• TASK OBJECTIVE
Copy out each line below exactly as it appears.

— START —

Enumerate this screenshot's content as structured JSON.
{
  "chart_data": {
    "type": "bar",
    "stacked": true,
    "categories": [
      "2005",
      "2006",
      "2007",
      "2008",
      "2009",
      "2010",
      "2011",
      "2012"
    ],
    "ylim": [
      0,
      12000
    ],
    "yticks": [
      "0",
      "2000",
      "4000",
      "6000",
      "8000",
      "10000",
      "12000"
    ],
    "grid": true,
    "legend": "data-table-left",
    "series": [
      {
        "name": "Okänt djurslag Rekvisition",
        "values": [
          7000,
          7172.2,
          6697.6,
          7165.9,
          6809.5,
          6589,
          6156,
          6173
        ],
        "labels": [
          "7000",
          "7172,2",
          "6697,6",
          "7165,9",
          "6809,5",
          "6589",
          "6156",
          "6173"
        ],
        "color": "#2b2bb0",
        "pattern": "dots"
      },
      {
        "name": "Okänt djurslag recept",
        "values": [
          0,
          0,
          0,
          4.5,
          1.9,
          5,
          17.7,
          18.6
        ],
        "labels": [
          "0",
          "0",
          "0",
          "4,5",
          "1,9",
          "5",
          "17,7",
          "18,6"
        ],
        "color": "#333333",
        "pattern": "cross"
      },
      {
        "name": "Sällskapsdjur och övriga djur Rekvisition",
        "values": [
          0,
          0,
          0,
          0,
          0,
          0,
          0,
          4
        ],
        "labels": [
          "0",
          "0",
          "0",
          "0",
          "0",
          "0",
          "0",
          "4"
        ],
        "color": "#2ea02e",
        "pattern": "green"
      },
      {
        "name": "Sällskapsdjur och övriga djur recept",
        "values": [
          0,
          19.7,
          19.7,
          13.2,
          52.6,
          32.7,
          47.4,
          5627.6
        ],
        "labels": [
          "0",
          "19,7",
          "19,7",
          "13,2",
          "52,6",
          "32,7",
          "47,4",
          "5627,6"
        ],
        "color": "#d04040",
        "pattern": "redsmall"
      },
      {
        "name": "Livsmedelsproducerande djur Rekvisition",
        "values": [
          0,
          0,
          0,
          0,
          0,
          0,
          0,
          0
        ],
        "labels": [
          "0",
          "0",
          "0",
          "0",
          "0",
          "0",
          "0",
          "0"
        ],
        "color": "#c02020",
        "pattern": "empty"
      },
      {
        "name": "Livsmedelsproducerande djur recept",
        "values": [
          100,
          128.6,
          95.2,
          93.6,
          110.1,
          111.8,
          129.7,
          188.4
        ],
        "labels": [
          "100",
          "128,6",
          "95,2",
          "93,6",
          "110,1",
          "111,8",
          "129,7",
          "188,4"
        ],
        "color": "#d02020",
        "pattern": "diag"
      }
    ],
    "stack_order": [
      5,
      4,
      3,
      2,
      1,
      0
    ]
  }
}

— END —

• EXERCISE RESPONSE
Enumerate this screenshot's content as structured JSON.
{
  "chart_data": {
    "type": "bar",
    "stacked": true,
    "categories": [
      "2005",
      "2006",
      "2007",
      "2008",
      "2009",
      "2010",
      "2011",
      "2012"
    ],
    "ylim": [
      0,
      12000
    ],
    "yticks": [
      "0",
      "2000",
      "4000",
      "6000",
      "8000",
      "10000",
      "12000"
    ],
    "grid": true,
    "legend": "data-table-left",
    "series": [
      {
        "name": "Okänt djurslag Rekvisition",
        "values": [
          7000,
          7172.2,
          6697.6,
          7165.9,
          6809.5,
          6589,
          6156,
          6173
        ],
        "labels": [
          "7000",
          "7172,2",
          "6697,6",
          "7165,9",
          "6809,5",
          "6589",
          "6156",
          "6173"
        ],
        "color": "#2b2bb0",
        "pattern": "dots"
      },
      {
        "name": "Okänt djurslag recept",
        "values": [
          0,
          0,
          0,
          4.5,
          1.9,
          5,
          17.7,
          18.6
        ],
        "labels": [
          "0",
          "0",
          "0",
          "4,5",
          "1,9",
          "5",
          "17,7",
          "18,6"
        ],
        "color": "#333333",
        "pattern": "cross"
      },
      {
        "name": "Sällskapsdjur och övriga djur Rekvisition",
        "values": [
          0,
          0,
          0,
          0,
          0,
          0,
          0,
          4
        ],
        "labels": [
          "0",
          "0",
          "0",
          "0",
          "0",
          "0",
          "0",
          "4"
        ],
        "color": "#2ea02e",
        "pattern": "green"
      },
      {
        "name": "Sällskapsdjur och övriga djur recept",
        "values": [
          0,
          19.7,
          19.7,
          13.2,
          52.6,
          32.7,
          47.4,
          5627.6
        ],
        "labels": [
          "0",
          "19,7",
          "19,7",
          "13,2",
          "52,6",
          "32,7",
          "47,4",
          "5627,6"
        ],
        "color": "#d04040",
        "pattern": "redsmall"
      },
      {
        "name": "Livsmedelsproducerande djur Rekvisition",
        "values": [
          0,
          0,
          0,
          0,
          0,
          0,
          0,
          0
        ],
        "labels": [
          "0",
          "0",
          "0",
          "0",
          "0",
          "0",
          "0",
          "0"
        ],
        "color": "#c02020",
        "pattern": "empty"
      },
      {
        "name": "Livsmedelsproducerande djur recept",
        "values": [
          100,
          128.6,
          95.2,
          93.6,
          110.1,
          111.8,
          129.7,
          188.4
        ],
        "labels": [
          "100",
          "128,6",
          "95,2",
          "93,6",
          "110,1",
          "111,8",
          "129,7",
          "188,4"
        ],
        "color": "#d02020",
        "pattern": "diag"
      }
    ],
    "stack_order": [
      5,
      4,
      3,
      2,
      1,
      0
    ]
  }
}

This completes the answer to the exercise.